Retype each record shown below, leaving every character as it is.
┏━━
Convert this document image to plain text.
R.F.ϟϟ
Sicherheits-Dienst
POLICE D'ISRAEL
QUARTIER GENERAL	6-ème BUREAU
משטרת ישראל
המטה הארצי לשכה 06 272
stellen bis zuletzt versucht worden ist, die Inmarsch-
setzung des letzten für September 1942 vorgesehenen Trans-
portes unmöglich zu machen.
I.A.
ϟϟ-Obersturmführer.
┗━━
* [Solution below]
Convert this document image to plain text.
R.F.ϟϟ
Sicherheits-Dienst
POLICE D'ISRAEL
QUARTIER GENERAL	6-ème BUREAU
משטרת ישראל
המטה הארצי לשכה 06 272
stellen bis zuletzt versucht worden ist, die Inmarsch-
setzung des letzten für September 1942 vorgesehenen Trans-
portes unmöglich zu machen.
I.A.
ϟϟ-Obersturmführer.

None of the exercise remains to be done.